Material to process —

[Begin]

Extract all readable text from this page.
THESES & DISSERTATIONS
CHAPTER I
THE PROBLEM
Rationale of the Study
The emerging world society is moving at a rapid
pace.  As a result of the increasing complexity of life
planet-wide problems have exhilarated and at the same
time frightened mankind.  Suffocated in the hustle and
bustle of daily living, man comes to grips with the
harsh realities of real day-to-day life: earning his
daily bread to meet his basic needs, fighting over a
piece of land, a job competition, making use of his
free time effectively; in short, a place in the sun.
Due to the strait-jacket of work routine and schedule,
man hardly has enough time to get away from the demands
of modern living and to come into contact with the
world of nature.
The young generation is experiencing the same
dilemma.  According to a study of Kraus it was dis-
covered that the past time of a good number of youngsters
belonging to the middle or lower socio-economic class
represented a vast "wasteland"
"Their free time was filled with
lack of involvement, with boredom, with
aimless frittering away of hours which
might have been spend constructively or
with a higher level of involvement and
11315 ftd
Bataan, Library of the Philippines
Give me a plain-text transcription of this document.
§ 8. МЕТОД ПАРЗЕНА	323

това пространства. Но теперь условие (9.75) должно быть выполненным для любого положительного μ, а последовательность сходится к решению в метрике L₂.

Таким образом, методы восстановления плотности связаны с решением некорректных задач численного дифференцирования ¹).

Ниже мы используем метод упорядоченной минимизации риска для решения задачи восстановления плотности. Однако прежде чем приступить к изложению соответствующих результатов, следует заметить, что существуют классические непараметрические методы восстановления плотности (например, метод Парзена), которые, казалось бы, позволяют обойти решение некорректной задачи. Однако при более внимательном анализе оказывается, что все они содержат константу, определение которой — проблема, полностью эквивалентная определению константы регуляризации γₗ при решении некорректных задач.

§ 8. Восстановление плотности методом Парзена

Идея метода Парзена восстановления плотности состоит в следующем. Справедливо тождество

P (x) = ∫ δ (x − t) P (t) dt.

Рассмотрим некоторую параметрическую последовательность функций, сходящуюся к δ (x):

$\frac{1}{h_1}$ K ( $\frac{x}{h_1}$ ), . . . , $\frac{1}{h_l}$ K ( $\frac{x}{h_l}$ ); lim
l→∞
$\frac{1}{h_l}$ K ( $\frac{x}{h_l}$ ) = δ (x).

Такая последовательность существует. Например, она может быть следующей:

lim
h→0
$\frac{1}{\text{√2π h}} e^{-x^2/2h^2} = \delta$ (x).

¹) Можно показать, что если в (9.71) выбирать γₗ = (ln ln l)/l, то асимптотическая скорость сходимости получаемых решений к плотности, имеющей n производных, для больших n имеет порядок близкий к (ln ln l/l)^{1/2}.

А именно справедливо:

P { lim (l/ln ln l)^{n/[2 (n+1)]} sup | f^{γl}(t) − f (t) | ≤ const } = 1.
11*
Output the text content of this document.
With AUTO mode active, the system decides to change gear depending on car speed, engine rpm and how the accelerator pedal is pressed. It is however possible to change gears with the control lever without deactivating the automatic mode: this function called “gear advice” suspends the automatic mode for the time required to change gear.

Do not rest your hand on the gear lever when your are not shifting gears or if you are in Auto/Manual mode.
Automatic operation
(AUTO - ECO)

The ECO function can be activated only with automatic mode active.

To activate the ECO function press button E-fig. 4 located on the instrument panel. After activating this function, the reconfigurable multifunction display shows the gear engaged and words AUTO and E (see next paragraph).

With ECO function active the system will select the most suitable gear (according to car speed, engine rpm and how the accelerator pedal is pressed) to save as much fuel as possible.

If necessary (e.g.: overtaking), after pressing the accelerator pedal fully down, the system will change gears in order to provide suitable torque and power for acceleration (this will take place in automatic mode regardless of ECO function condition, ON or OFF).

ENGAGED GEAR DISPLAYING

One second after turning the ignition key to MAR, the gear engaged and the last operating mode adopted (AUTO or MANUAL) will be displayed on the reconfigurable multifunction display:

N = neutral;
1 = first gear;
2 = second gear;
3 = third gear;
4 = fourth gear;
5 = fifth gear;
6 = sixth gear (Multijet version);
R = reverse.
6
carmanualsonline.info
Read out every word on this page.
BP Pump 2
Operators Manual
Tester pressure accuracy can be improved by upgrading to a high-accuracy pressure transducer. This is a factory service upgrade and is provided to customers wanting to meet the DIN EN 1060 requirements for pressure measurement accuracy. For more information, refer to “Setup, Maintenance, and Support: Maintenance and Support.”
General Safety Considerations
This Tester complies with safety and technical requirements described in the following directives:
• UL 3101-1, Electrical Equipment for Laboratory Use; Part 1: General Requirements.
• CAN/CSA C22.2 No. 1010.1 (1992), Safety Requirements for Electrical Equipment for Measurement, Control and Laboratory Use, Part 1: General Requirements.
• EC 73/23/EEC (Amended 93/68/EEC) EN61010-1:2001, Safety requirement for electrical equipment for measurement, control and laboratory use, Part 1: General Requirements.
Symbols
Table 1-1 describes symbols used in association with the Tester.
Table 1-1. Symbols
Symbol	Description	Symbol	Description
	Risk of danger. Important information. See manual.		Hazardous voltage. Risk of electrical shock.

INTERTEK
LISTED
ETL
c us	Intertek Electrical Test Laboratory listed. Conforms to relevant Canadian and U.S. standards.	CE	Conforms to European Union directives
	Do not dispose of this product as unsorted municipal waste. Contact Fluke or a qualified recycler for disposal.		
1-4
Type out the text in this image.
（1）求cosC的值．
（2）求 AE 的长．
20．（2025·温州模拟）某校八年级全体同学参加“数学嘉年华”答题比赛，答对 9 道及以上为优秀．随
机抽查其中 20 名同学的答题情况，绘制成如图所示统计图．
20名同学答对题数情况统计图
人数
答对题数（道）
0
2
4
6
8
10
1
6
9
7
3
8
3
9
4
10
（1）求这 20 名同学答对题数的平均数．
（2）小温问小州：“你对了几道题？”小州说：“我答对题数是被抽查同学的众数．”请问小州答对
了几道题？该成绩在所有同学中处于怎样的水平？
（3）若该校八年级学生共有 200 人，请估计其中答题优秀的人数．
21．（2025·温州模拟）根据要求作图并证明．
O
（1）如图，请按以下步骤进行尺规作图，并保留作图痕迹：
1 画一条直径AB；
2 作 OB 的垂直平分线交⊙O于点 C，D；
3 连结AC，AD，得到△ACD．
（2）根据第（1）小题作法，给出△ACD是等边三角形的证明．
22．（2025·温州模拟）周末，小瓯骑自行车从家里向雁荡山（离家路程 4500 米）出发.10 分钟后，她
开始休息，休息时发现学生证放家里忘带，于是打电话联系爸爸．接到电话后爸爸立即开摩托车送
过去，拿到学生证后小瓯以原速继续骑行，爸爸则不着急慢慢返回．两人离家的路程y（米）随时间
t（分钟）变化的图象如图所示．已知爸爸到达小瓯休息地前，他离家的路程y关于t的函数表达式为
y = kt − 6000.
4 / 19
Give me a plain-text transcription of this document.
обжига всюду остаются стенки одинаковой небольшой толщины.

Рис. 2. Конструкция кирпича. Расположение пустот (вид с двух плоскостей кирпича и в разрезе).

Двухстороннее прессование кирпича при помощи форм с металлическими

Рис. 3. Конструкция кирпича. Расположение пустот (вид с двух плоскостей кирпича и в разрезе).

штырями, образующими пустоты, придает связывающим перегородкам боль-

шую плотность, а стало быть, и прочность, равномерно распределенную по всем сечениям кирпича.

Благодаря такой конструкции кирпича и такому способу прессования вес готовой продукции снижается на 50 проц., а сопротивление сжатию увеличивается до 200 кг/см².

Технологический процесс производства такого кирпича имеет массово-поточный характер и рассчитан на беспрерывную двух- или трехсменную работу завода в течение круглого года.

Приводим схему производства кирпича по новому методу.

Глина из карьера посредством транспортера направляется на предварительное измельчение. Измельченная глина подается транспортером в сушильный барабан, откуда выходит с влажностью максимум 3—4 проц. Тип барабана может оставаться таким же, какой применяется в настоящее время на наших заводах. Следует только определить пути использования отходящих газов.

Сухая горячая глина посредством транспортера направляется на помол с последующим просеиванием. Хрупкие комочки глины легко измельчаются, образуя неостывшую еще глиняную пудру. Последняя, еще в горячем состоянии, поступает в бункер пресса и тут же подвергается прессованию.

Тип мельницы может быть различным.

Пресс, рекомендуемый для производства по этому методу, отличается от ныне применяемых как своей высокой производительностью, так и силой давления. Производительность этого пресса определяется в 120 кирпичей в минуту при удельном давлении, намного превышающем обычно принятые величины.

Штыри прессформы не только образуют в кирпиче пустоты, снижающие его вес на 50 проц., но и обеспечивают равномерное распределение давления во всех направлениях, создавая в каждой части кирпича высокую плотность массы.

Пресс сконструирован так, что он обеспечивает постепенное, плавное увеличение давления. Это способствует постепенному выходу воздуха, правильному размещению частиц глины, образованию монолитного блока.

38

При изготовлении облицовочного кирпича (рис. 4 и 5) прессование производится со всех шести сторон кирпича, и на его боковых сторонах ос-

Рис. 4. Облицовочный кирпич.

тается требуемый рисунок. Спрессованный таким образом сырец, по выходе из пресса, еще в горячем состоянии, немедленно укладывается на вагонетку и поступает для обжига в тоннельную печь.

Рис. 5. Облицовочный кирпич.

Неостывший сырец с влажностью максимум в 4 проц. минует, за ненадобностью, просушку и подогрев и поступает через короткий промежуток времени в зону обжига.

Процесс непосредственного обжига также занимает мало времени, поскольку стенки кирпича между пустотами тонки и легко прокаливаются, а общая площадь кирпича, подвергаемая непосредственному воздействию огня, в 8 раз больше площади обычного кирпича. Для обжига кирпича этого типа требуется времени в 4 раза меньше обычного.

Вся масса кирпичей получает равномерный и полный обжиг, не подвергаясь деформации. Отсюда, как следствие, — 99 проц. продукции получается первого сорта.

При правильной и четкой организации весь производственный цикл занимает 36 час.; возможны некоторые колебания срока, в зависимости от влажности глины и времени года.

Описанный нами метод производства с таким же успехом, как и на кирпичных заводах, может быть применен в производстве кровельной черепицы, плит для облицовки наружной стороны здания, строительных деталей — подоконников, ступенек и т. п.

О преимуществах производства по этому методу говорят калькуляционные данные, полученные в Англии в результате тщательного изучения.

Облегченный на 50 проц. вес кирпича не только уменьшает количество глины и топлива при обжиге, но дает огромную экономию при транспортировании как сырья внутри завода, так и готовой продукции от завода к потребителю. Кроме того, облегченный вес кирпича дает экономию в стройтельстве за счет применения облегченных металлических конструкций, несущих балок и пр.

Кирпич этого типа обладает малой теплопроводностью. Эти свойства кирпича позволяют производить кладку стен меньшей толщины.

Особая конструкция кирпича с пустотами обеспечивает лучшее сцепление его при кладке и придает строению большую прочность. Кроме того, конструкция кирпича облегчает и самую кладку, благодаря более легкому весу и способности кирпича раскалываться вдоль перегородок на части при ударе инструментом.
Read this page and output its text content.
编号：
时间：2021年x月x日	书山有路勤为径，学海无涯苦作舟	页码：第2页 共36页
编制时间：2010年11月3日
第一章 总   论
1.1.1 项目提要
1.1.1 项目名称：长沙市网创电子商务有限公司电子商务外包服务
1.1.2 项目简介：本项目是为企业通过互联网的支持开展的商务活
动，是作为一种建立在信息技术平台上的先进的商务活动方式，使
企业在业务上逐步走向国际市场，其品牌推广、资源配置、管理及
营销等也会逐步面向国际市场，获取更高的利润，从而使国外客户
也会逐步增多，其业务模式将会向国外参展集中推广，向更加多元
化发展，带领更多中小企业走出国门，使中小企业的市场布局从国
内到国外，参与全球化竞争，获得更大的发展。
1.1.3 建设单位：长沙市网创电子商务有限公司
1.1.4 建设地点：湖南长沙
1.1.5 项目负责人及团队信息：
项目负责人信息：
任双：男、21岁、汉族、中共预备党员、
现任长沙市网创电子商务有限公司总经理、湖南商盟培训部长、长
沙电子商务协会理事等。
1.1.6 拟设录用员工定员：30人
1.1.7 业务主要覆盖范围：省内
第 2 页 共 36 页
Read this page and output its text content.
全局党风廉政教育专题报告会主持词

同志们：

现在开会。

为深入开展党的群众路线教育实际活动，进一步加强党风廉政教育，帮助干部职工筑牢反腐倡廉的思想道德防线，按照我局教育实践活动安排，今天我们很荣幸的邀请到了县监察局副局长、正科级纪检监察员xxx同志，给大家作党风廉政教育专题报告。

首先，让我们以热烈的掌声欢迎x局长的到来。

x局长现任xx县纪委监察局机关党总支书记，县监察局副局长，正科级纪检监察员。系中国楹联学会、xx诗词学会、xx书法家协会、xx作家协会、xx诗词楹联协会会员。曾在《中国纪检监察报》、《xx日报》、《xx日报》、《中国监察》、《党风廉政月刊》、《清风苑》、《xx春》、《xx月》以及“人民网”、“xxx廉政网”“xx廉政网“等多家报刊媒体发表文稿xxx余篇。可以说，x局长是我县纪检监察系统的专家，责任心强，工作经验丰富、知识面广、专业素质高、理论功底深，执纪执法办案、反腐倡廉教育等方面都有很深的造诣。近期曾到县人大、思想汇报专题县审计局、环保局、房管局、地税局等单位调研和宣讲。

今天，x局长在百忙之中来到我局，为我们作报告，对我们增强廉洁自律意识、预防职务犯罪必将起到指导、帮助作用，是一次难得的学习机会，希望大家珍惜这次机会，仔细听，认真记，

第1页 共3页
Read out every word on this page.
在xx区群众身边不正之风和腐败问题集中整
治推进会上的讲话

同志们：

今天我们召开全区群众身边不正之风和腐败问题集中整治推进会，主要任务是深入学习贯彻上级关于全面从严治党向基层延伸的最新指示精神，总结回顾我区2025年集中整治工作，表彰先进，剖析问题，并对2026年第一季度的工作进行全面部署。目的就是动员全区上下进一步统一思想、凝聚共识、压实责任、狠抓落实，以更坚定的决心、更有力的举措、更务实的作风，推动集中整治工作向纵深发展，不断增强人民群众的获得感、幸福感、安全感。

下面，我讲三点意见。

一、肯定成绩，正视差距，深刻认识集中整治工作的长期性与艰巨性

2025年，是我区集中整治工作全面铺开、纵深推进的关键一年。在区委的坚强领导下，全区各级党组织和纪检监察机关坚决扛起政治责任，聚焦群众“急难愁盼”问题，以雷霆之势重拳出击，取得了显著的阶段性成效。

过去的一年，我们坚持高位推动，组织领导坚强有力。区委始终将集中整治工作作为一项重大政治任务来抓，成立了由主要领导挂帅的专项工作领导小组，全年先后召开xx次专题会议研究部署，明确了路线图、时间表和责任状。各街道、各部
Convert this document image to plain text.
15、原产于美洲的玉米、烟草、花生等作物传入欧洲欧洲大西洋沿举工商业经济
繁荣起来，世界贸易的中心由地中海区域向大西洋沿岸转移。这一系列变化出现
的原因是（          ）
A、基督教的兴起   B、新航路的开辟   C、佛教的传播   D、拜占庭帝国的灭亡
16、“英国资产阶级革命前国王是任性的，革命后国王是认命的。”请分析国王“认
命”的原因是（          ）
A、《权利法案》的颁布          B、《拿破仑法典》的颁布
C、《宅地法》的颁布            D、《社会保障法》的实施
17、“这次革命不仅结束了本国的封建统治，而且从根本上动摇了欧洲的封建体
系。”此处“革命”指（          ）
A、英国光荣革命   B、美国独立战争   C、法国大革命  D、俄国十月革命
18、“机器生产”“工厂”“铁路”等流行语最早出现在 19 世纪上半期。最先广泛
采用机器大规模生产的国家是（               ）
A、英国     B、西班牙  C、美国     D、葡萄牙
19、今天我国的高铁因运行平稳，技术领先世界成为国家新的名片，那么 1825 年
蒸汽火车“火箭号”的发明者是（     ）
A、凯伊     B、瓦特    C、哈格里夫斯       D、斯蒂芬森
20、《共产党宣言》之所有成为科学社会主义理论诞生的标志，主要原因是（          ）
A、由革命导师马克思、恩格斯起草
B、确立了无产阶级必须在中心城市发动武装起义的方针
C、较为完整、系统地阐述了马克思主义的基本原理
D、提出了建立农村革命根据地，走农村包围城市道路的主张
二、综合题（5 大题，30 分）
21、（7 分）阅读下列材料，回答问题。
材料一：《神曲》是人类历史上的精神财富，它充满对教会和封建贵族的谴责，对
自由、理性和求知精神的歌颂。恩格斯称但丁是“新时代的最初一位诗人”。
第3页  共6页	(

[End]

Task requirements — Using the records above, gather all lines where the string "living" is present.

The result —
bustle of daily living, man comes to grips with the
of modern living and to come into contact with the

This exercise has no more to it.